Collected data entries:
>> begin
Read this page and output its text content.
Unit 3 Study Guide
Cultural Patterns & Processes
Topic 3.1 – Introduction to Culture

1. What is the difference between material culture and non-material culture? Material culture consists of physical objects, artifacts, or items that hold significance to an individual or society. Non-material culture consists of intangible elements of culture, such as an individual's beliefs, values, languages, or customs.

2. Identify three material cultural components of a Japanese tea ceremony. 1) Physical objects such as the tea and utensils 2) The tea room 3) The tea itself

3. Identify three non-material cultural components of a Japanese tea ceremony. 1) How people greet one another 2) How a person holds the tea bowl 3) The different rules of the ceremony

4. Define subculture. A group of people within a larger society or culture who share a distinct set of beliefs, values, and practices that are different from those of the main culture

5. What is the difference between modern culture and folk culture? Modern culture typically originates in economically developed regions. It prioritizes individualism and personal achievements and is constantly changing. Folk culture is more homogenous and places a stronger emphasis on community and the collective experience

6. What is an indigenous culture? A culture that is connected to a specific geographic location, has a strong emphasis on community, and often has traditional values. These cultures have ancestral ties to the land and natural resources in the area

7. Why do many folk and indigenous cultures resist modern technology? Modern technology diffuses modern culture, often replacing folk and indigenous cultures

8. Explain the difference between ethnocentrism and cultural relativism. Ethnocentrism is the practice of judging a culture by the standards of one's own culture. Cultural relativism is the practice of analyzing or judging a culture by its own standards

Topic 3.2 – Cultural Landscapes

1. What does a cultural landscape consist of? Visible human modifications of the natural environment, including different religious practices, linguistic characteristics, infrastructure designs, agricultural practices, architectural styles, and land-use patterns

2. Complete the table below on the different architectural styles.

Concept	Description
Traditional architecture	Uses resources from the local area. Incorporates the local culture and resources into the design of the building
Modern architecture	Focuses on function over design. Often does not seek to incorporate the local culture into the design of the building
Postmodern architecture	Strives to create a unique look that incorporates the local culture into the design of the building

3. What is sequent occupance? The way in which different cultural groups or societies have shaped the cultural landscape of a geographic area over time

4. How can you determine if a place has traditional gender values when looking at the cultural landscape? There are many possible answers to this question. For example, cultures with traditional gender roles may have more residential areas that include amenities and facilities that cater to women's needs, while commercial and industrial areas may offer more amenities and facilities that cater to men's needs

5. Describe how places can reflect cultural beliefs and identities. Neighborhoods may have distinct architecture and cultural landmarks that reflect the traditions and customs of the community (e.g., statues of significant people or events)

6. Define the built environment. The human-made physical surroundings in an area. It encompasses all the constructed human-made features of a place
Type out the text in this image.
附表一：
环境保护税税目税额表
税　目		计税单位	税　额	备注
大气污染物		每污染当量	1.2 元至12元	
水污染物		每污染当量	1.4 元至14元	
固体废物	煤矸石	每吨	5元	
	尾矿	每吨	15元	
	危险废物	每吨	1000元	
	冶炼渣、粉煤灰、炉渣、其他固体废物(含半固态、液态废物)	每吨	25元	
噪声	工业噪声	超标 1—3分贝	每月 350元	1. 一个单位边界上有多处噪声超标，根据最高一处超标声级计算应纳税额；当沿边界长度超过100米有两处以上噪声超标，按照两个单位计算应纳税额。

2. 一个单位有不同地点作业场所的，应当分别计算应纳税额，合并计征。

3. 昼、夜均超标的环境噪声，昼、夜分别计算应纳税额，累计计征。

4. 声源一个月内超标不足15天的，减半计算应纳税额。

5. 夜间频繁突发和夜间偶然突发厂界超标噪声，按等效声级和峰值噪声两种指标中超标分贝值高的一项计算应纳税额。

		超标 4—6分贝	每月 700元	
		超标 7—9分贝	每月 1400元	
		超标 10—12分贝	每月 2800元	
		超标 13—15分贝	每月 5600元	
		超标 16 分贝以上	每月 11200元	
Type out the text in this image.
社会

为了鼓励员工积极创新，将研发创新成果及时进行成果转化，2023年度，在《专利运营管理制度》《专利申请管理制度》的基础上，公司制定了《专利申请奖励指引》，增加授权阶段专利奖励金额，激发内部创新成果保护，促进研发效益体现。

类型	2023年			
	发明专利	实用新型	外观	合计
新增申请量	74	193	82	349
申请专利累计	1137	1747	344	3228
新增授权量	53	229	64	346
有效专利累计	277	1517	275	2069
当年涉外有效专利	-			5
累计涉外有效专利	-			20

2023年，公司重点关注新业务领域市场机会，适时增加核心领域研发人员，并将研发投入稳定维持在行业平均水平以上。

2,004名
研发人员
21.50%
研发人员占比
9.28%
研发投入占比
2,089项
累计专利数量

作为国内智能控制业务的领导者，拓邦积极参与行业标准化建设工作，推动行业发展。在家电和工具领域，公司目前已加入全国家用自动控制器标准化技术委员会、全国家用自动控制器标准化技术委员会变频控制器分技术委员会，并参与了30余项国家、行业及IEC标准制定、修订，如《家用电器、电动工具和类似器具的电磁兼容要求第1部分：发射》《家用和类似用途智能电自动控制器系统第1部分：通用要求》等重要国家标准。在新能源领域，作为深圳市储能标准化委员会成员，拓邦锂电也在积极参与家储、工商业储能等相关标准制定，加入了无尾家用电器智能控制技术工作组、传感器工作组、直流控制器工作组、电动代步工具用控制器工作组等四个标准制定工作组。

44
>> end
# Direction:
Copy the records above exactly as they appear.

# Exercise response:
Read this page and output its text content.
Unit 3 Study Guide
Cultural Patterns & Processes
Topic 3.1 – Introduction to Culture

1. What is the difference between material culture and non-material culture? Material culture consists of physical objects, artifacts, or items that hold significance to an individual or society. Non-material culture consists of intangible elements of culture, such as an individual's beliefs, values, languages, or customs.

2. Identify three material cultural components of a Japanese tea ceremony. 1) Physical objects such as the tea and utensils 2) The tea room 3) The tea itself

3. Identify three non-material cultural components of a Japanese tea ceremony. 1) How people greet one another 2) How a person holds the tea bowl 3) The different rules of the ceremony

4. Define subculture. A group of people within a larger society or culture who share a distinct set of beliefs, values, and practices that are different from those of the main culture

5. What is the difference between modern culture and folk culture? Modern culture typically originates in economically developed regions. It prioritizes individualism and personal achievements and is constantly changing. Folk culture is more homogenous and places a stronger emphasis on community and the collective experience

6. What is an indigenous culture? A culture that is connected to a specific geographic location, has a strong emphasis on community, and often has traditional values. These cultures have ancestral ties to the land and natural resources in the area

7. Why do many folk and indigenous cultures resist modern technology? Modern technology diffuses modern culture, often replacing folk and indigenous cultures

8. Explain the difference between ethnocentrism and cultural relativism. Ethnocentrism is the practice of judging a culture by the standards of one's own culture. Cultural relativism is the practice of analyzing or judging a culture by its own standards

Topic 3.2 – Cultural Landscapes

1. What does a cultural landscape consist of? Visible human modifications of the natural environment, including different religious practices, linguistic characteristics, infrastructure designs, agricultural practices, architectural styles, and land-use patterns

2. Complete the table below on the different architectural styles.

Concept	Description
Traditional architecture	Uses resources from the local area. Incorporates the local culture and resources into the design of the building
Modern architecture	Focuses on function over design. Often does not seek to incorporate the local culture into the design of the building
Postmodern architecture	Strives to create a unique look that incorporates the local culture into the design of the building

3. What is sequent occupance? The way in which different cultural groups or societies have shaped the cultural landscape of a geographic area over time

4. How can you determine if a place has traditional gender values when looking at the cultural landscape? There are many possible answers to this question. For example, cultures with traditional gender roles may have more residential areas that include amenities and facilities that cater to women's needs, while commercial and industrial areas may offer more amenities and facilities that cater to men's needs

5. Describe how places can reflect cultural beliefs and identities. Neighborhoods may have distinct architecture and cultural landmarks that reflect the traditions and customs of the community (e.g., statues of significant people or events)

6. Define the built environment. The human-made physical surroundings in an area. It encompasses all the constructed human-made features of a place
Type out the text in this image.
附表一：
环境保护税税目税额表
税　目		计税单位	税　额	备注
大气污染物		每污染当量	1.2 元至12元	
水污染物		每污染当量	1.4 元至14元	
固体废物	煤矸石	每吨	5元	
	尾矿	每吨	15元	
	危险废物	每吨	1000元	
	冶炼渣、粉煤灰、炉渣、其他固体废物(含半固态、液态废物)	每吨	25元	
噪声	工业噪声	超标 1—3分贝	每月 350元	1. 一个单位边界上有多处噪声超标，根据最高一处超标声级计算应纳税额；当沿边界长度超过100米有两处以上噪声超标，按照两个单位计算应纳税额。

2. 一个单位有不同地点作业场所的，应当分别计算应纳税额，合并计征。

3. 昼、夜均超标的环境噪声，昼、夜分别计算应纳税额，累计计征。

4. 声源一个月内超标不足15天的，减半计算应纳税额。

5. 夜间频繁突发和夜间偶然突发厂界超标噪声，按等效声级和峰值噪声两种指标中超标分贝值高的一项计算应纳税额。

		超标 4—6分贝	每月 700元	
		超标 7—9分贝	每月 1400元	
		超标 10—12分贝	每月 2800元	
		超标 13—15分贝	每月 5600元	
		超标 16 分贝以上	每月 11200元	
Type out the text in this image.
社会

为了鼓励员工积极创新，将研发创新成果及时进行成果转化，2023年度，在《专利运营管理制度》《专利申请管理制度》的基础上，公司制定了《专利申请奖励指引》，增加授权阶段专利奖励金额，激发内部创新成果保护，促进研发效益体现。

类型	2023年			
	发明专利	实用新型	外观	合计
新增申请量	74	193	82	349
申请专利累计	1137	1747	344	3228
新增授权量	53	229	64	346
有效专利累计	277	1517	275	2069
当年涉外有效专利	-			5
累计涉外有效专利	-			20

2023年，公司重点关注新业务领域市场机会，适时增加核心领域研发人员，并将研发投入稳定维持在行业平均水平以上。

2,004名
研发人员
21.50%
研发人员占比
9.28%
研发投入占比
2,089项
累计专利数量

作为国内智能控制业务的领导者，拓邦积极参与行业标准化建设工作，推动行业发展。在家电和工具领域，公司目前已加入全国家用自动控制器标准化技术委员会、全国家用自动控制器标准化技术委员会变频控制器分技术委员会，并参与了30余项国家、行业及IEC标准制定、修订，如《家用电器、电动工具和类似器具的电磁兼容要求第1部分：发射》《家用和类似用途智能电自动控制器系统第1部分：通用要求》等重要国家标准。在新能源领域，作为深圳市储能标准化委员会成员，拓邦锂电也在积极参与家储、工商业储能等相关标准制定，加入了无尾家用电器智能控制技术工作组、传感器工作组、直流控制器工作组、电动代步工具用控制器工作组等四个标准制定工作组。

44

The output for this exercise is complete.